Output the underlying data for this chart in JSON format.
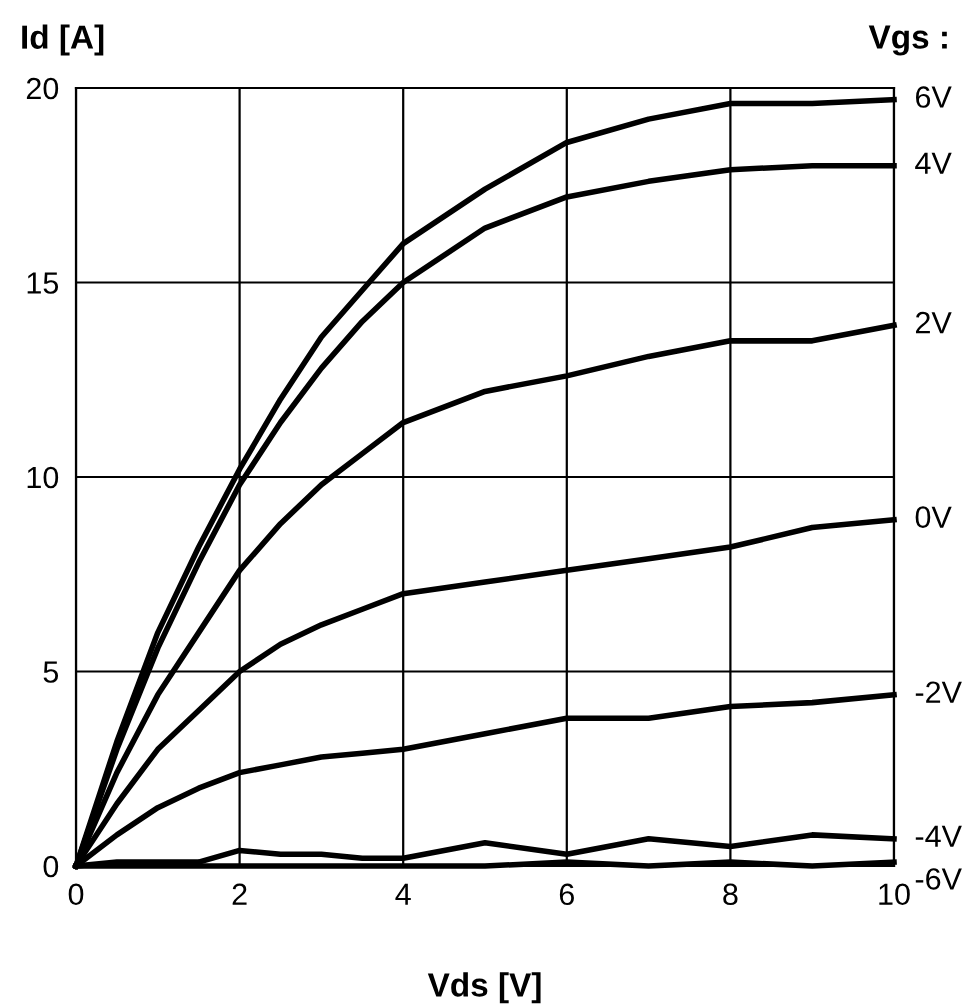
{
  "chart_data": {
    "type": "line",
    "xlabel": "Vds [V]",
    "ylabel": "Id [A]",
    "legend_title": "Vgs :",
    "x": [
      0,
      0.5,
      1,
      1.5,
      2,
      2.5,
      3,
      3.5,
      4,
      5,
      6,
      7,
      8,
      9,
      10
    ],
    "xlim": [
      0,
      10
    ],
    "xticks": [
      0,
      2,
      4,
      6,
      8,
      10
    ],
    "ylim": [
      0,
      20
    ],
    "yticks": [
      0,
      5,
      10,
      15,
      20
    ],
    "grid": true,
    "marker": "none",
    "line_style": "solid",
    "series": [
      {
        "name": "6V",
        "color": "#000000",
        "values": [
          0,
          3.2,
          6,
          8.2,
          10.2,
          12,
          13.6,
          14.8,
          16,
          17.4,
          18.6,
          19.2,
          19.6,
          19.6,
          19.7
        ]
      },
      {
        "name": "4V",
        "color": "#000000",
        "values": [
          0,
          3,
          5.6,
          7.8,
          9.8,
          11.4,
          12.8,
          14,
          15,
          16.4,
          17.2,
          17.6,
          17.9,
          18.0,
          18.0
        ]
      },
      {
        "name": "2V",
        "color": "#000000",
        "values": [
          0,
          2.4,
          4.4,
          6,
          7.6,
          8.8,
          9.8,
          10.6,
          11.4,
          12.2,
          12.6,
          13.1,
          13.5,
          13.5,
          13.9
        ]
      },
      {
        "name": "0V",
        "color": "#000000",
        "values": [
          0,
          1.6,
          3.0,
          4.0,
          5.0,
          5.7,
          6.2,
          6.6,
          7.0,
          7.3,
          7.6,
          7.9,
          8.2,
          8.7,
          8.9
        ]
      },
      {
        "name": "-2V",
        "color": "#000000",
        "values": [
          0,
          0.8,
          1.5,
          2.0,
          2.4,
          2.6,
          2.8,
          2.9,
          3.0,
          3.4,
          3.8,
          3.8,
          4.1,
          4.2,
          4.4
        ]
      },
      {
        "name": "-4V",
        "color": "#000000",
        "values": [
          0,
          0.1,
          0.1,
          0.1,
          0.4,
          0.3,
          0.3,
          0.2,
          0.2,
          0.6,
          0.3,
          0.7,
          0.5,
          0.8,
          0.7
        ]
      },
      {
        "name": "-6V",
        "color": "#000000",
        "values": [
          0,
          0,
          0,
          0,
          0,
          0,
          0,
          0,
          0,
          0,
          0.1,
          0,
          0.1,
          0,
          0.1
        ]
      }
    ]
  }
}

··········

Required work:
Among the records above, find each line holding the string "name" and pull it out.

Output for this exercise:
        "name": "6V",
        "name": "4V",
        "name": "2V",
        "name": "0V",
        "name": "-2V",
        "name": "-4V",
        "name": "-6V",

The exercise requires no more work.